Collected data

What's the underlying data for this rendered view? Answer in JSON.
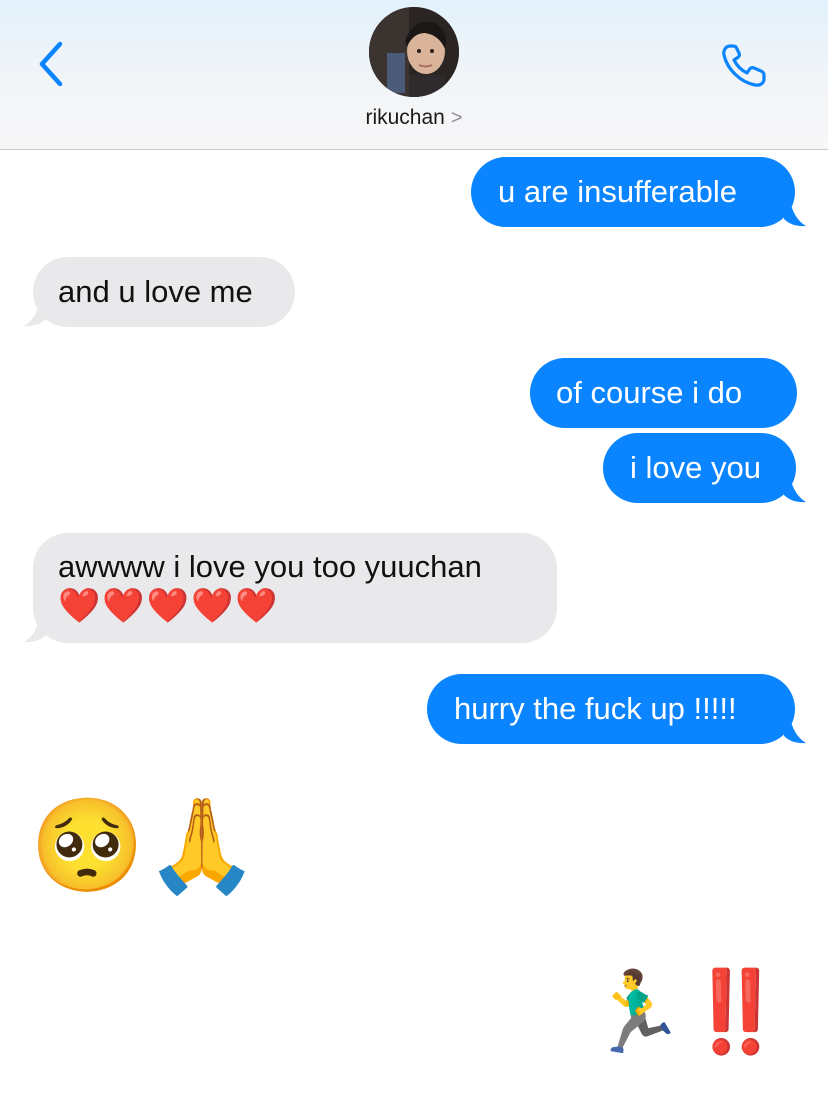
{
  "header": {
    "contact_name": "rikuchan",
    "contact_chevron": ">",
    "back_icon": "chevron-left-icon",
    "call_icon": "phone-icon",
    "accent_color": "#0a84ff"
  },
  "messages": [
    {
      "direction": "outgoing",
      "text": "u are insufferable"
    },
    {
      "direction": "incoming",
      "text": "and u love me"
    },
    {
      "direction": "outgoing",
      "text": "of course i do"
    },
    {
      "direction": "outgoing",
      "text": "i love you"
    },
    {
      "direction": "incoming",
      "text": "awwww i love you too yuuchan",
      "emoji": "❤️❤️❤️❤️❤️"
    },
    {
      "direction": "outgoing",
      "text": "hurry the fuck up !!!!!"
    },
    {
      "direction": "incoming",
      "emoji_only": "🥺🙏"
    },
    {
      "direction": "outgoing",
      "emoji_only": "🏃‍♂️‼️"
    }
  ],
  "colors": {
    "outgoing_bubble": "#0a84ff",
    "incoming_bubble": "#e9e9eb"
  }
}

§ YOUR OBJECTIVE
Write the entries above out in full, exactly, with no images.

§ RESULT
What's the underlying data for this rendered view? Answer in JSON.
{
  "header": {
    "contact_name": "rikuchan",
    "contact_chevron": ">",
    "back_icon": "chevron-left-icon",
    "call_icon": "phone-icon",
    "accent_color": "#0a84ff"
  },
  "messages": [
    {
      "direction": "outgoing",
      "text": "u are insufferable"
    },
    {
      "direction": "incoming",
      "text": "and u love me"
    },
    {
      "direction": "outgoing",
      "text": "of course i do"
    },
    {
      "direction": "outgoing",
      "text": "i love you"
    },
    {
      "direction": "incoming",
      "text": "awwww i love you too yuuchan",
      "emoji": "❤️❤️❤️❤️❤️"
    },
    {
      "direction": "outgoing",
      "text": "hurry the fuck up !!!!!"
    },
    {
      "direction": "incoming",
      "emoji_only": "🥺🙏"
    },
    {
      "direction": "outgoing",
      "emoji_only": "🏃‍♂️‼️"
    }
  ],
  "colors": {
    "outgoing_bubble": "#0a84ff",
    "incoming_bubble": "#e9e9eb"
  }
}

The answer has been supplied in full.